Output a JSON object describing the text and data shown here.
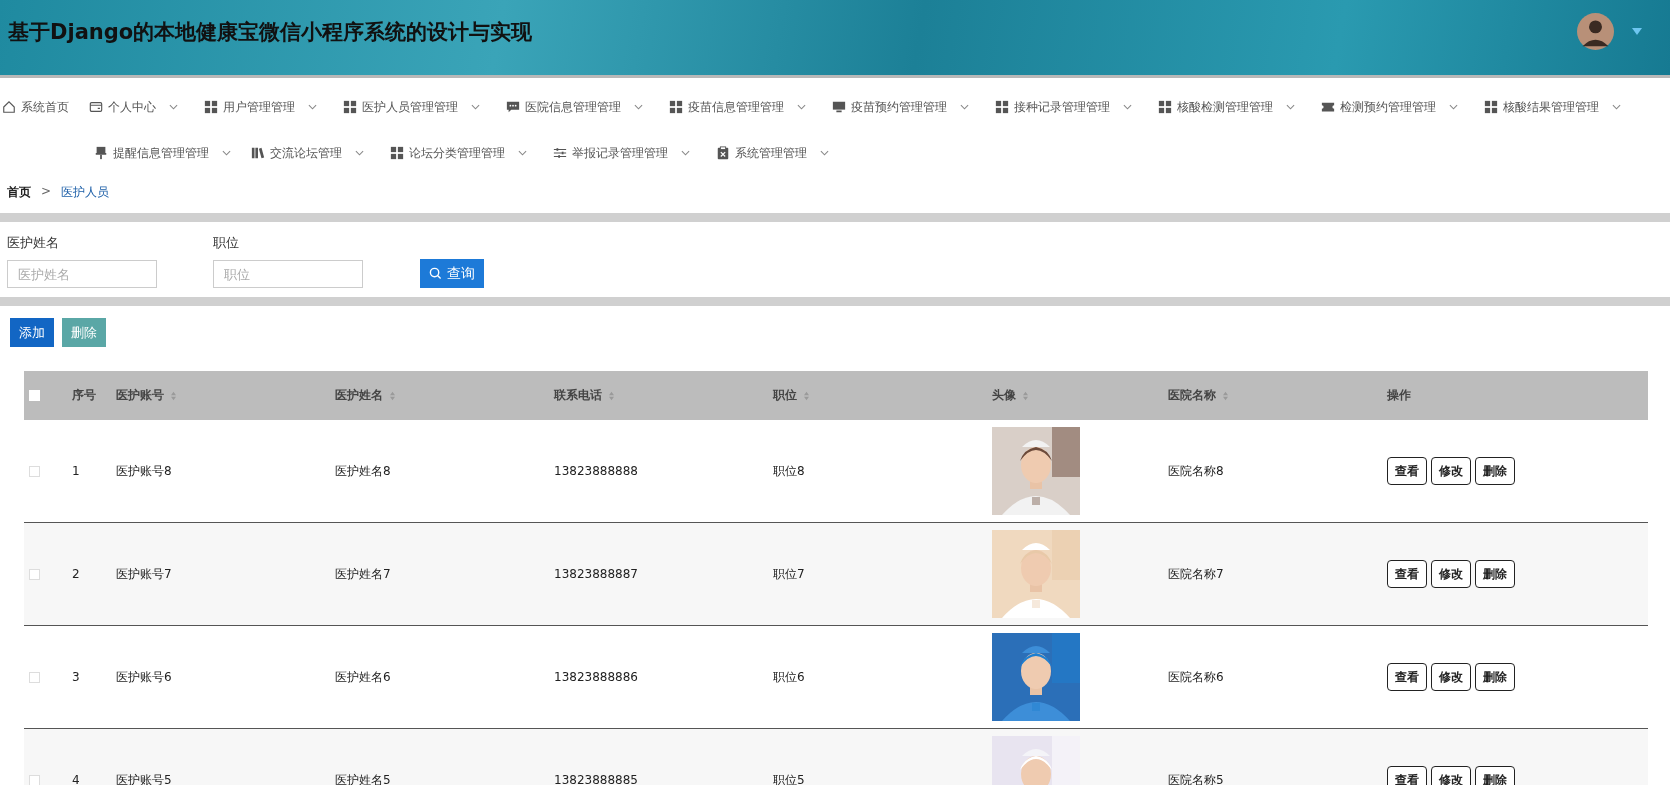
{
  "header": {
    "title": "基于Django的本地健康宝微信小程序系统的设计与实现"
  },
  "nav": [
    {
      "label": "系统首页",
      "has_menu": false
    },
    {
      "label": "个人中心",
      "has_menu": true
    },
    {
      "label": "用户管理管理",
      "has_menu": true
    },
    {
      "label": "医护人员管理管理",
      "has_menu": true
    },
    {
      "label": "医院信息管理管理",
      "has_menu": true
    },
    {
      "label": "疫苗信息管理管理",
      "has_menu": true
    },
    {
      "label": "疫苗预约管理管理",
      "has_menu": true
    },
    {
      "label": "接种记录管理管理",
      "has_menu": true
    },
    {
      "label": "核酸检测管理管理",
      "has_menu": true
    },
    {
      "label": "检测预约管理管理",
      "has_menu": true
    },
    {
      "label": "核酸结果管理管理",
      "has_menu": true
    },
    {
      "label": "提醒信息管理管理",
      "has_menu": true
    },
    {
      "label": "交流论坛管理",
      "has_menu": true
    },
    {
      "label": "论坛分类管理管理",
      "has_menu": true
    },
    {
      "label": "举报记录管理管理",
      "has_menu": true
    },
    {
      "label": "系统管理管理",
      "has_menu": true
    }
  ],
  "breadcrumb": [
    "首页",
    ">",
    "医护人员"
  ],
  "search": {
    "fields": [
      {
        "label": "医护姓名",
        "placeholder": "医护姓名"
      },
      {
        "label": "职位",
        "placeholder": "职位"
      }
    ],
    "button": "查询"
  },
  "actions": [
    {
      "label": "添加",
      "kind": "primary"
    },
    {
      "label": "删除",
      "kind": "muted"
    }
  ],
  "table": {
    "all_checked": false,
    "columns": [
      {
        "label": "序号",
        "sortable": false
      },
      {
        "label": "医护账号",
        "sortable": true
      },
      {
        "label": "医护姓名",
        "sortable": true
      },
      {
        "label": "联系电话",
        "sortable": true
      },
      {
        "label": "职位",
        "sortable": true
      },
      {
        "label": "头像",
        "sortable": true
      },
      {
        "label": "医院名称",
        "sortable": true
      },
      {
        "label": "操作",
        "sortable": false
      }
    ],
    "rows": [
      {
        "checked": false,
        "cells": [
          "1",
          "医护账号8",
          "医护姓名8",
          "13823888888",
          "职位8"
        ],
        "hospital": "医院名称8",
        "buttons": [
          "查看",
          "修改",
          "删除"
        ]
      },
      {
        "checked": false,
        "cells": [
          "2",
          "医护账号7",
          "医护姓名7",
          "13823888887",
          "职位7"
        ],
        "hospital": "医院名称7",
        "buttons": [
          "查看",
          "修改",
          "删除"
        ]
      },
      {
        "checked": false,
        "cells": [
          "3",
          "医护账号6",
          "医护姓名6",
          "13823888886",
          "职位6"
        ],
        "hospital": "医院名称6",
        "buttons": [
          "查看",
          "修改",
          "删除"
        ]
      },
      {
        "checked": false,
        "cells": [
          "4",
          "医护账号5",
          "医护姓名5",
          "13823888885",
          "职位5"
        ],
        "hospital": "医院名称5",
        "buttons": [
          "查看",
          "修改",
          "删除"
        ]
      }
    ]
  }
}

--- --- ---

● **AIM OF THE TASK**:
All records above are to be printed exactly, minus the pictures they contain.

● **ANSWER TO THIS TASK**:
Output a JSON object describing the text and data shown here.
{
  "header": {
    "title": "基于Django的本地健康宝微信小程序系统的设计与实现"
  },
  "nav": [
    {
      "label": "系统首页",
      "has_menu": false
    },
    {
      "label": "个人中心",
      "has_menu": true
    },
    {
      "label": "用户管理管理",
      "has_menu": true
    },
    {
      "label": "医护人员管理管理",
      "has_menu": true
    },
    {
      "label": "医院信息管理管理",
      "has_menu": true
    },
    {
      "label": "疫苗信息管理管理",
      "has_menu": true
    },
    {
      "label": "疫苗预约管理管理",
      "has_menu": true
    },
    {
      "label": "接种记录管理管理",
      "has_menu": true
    },
    {
      "label": "核酸检测管理管理",
      "has_menu": true
    },
    {
      "label": "检测预约管理管理",
      "has_menu": true
    },
    {
      "label": "核酸结果管理管理",
      "has_menu": true
    },
    {
      "label": "提醒信息管理管理",
      "has_menu": true
    },
    {
      "label": "交流论坛管理",
      "has_menu": true
    },
    {
      "label": "论坛分类管理管理",
      "has_menu": true
    },
    {
      "label": "举报记录管理管理",
      "has_menu": true
    },
    {
      "label": "系统管理管理",
      "has_menu": true
    }
  ],
  "breadcrumb": [
    "首页",
    ">",
    "医护人员"
  ],
  "search": {
    "fields": [
      {
        "label": "医护姓名",
        "placeholder": "医护姓名"
      },
      {
        "label": "职位",
        "placeholder": "职位"
      }
    ],
    "button": "查询"
  },
  "actions": [
    {
      "label": "添加",
      "kind": "primary"
    },
    {
      "label": "删除",
      "kind": "muted"
    }
  ],
  "table": {
    "all_checked": false,
    "columns": [
      {
        "label": "序号",
        "sortable": false
      },
      {
        "label": "医护账号",
        "sortable": true
      },
      {
        "label": "医护姓名",
        "sortable": true
      },
      {
        "label": "联系电话",
        "sortable": true
      },
      {
        "label": "职位",
        "sortable": true
      },
      {
        "label": "头像",
        "sortable": true
      },
      {
        "label": "医院名称",
        "sortable": true
      },
      {
        "label": "操作",
        "sortable": false
      }
    ],
    "rows": [
      {
        "checked": false,
        "cells": [
          "1",
          "医护账号8",
          "医护姓名8",
          "13823888888",
          "职位8"
        ],
        "hospital": "医院名称8",
        "buttons": [
          "查看",
          "修改",
          "删除"
        ]
      },
      {
        "checked": false,
        "cells": [
          "2",
          "医护账号7",
          "医护姓名7",
          "13823888887",
          "职位7"
        ],
        "hospital": "医院名称7",
        "buttons": [
          "查看",
          "修改",
          "删除"
        ]
      },
      {
        "checked": false,
        "cells": [
          "3",
          "医护账号6",
          "医护姓名6",
          "13823888886",
          "职位6"
        ],
        "hospital": "医院名称6",
        "buttons": [
          "查看",
          "修改",
          "删除"
        ]
      },
      {
        "checked": false,
        "cells": [
          "4",
          "医护账号5",
          "医护姓名5",
          "13823888885",
          "职位5"
        ],
        "hospital": "医院名称5",
        "buttons": [
          "查看",
          "修改",
          "删除"
        ]
      }
    ]
  }
}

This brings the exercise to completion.